*** RECORD SET ***
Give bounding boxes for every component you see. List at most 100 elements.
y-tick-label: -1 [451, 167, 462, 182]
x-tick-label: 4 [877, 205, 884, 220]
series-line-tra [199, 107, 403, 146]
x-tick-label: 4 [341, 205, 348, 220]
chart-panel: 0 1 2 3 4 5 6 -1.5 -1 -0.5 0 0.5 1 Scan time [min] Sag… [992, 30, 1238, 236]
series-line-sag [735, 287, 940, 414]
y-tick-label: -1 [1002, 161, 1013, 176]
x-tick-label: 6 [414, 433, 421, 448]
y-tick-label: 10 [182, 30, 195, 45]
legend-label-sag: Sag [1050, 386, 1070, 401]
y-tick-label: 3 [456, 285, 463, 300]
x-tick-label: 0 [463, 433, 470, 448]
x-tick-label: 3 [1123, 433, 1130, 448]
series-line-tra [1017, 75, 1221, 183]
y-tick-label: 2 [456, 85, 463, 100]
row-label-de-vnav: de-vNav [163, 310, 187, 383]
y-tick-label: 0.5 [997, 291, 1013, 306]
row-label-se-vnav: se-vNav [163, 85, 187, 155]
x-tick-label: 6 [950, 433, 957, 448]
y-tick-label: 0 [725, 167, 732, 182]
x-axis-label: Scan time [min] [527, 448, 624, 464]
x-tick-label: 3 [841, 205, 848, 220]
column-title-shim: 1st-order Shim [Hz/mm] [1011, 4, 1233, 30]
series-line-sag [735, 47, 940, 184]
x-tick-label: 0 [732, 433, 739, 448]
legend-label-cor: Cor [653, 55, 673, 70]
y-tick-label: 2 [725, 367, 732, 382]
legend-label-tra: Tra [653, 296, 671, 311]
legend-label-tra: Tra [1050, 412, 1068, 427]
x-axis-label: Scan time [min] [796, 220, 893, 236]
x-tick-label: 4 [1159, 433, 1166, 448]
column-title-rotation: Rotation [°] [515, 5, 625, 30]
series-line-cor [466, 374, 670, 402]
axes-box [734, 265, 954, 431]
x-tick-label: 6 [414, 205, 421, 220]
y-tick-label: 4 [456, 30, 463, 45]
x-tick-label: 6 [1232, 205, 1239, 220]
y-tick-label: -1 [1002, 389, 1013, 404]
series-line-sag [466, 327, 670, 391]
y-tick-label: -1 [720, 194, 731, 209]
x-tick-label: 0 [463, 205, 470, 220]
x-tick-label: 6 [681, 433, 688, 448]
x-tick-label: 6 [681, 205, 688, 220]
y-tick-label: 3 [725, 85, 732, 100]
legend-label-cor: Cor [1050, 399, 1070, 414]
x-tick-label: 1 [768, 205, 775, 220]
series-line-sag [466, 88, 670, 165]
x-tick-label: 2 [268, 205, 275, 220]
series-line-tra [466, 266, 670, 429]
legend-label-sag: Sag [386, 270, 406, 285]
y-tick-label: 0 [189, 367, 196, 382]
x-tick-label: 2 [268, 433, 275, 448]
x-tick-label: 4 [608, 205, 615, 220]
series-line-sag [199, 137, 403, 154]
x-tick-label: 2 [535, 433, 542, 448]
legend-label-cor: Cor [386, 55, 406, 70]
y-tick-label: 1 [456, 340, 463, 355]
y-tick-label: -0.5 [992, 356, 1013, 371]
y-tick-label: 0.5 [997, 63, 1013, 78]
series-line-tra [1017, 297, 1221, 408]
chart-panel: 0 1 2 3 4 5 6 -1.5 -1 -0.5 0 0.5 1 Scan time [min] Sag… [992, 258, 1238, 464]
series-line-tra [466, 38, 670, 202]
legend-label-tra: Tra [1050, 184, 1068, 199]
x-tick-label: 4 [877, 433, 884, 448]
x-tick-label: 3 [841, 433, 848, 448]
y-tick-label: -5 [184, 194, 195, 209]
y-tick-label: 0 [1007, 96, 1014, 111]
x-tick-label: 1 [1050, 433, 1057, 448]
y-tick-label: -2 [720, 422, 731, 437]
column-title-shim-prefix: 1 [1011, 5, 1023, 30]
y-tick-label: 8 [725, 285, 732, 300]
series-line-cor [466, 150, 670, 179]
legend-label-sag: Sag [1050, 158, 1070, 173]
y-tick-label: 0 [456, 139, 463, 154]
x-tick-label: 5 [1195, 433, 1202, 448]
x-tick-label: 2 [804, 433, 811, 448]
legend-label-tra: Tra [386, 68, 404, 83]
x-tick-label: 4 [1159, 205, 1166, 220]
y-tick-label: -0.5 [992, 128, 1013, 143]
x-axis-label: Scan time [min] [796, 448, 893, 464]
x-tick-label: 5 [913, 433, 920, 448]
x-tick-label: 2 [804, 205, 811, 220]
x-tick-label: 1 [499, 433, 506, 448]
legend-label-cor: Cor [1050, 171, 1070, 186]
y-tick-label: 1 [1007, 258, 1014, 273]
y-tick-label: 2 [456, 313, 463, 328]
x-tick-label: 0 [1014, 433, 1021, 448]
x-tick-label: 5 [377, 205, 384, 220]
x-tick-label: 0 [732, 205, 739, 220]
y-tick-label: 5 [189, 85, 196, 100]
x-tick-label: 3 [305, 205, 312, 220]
***
* **TASK TO CARRY OUT**
Quote every line of the rows, from the first line down to and including the line that contains "column-title-rotation: Rotation [°]".

* **ANSWER FOR THE TASK**
Give bounding boxes for every component you see. List at most 100 elements.
y-tick-label: -1 [451, 167, 462, 182]
x-tick-label: 4 [877, 205, 884, 220]
series-line-tra [199, 107, 403, 146]
x-tick-label: 4 [341, 205, 348, 220]
chart-panel: 0 1 2 3 4 5 6 -1.5 -1 -0.5 0 0.5 1 Scan time [min] Sag… [992, 30, 1238, 236]
series-line-sag [735, 287, 940, 414]
y-tick-label: -1 [1002, 161, 1013, 176]
x-tick-label: 6 [414, 433, 421, 448]
y-tick-label: 10 [182, 30, 195, 45]
legend-label-sag: Sag [1050, 386, 1070, 401]
y-tick-label: 3 [456, 285, 463, 300]
x-tick-label: 0 [463, 433, 470, 448]
x-tick-label: 3 [1123, 433, 1130, 448]
series-line-tra [1017, 75, 1221, 183]
y-tick-label: 2 [456, 85, 463, 100]
row-label-de-vnav: de-vNav [163, 310, 187, 383]
y-tick-label: 0.5 [997, 291, 1013, 306]
row-label-se-vnav: se-vNav [163, 85, 187, 155]
x-tick-label: 6 [950, 433, 957, 448]
y-tick-label: 0 [725, 167, 732, 182]
x-axis-label: Scan time [min] [527, 448, 624, 464]
x-tick-label: 3 [841, 205, 848, 220]
column-title-shim: 1st-order Shim [Hz/mm] [1011, 4, 1233, 30]
series-line-sag [735, 47, 940, 184]
x-tick-label: 0 [732, 433, 739, 448]
legend-label-cor: Cor [653, 55, 673, 70]
y-tick-label: 2 [725, 367, 732, 382]
legend-label-tra: Tra [653, 296, 671, 311]
legend-label-tra: Tra [1050, 412, 1068, 427]
x-axis-label: Scan time [min] [796, 220, 893, 236]
x-tick-label: 4 [1159, 433, 1166, 448]
column-title-rotation: Rotation [°] [515, 5, 625, 30]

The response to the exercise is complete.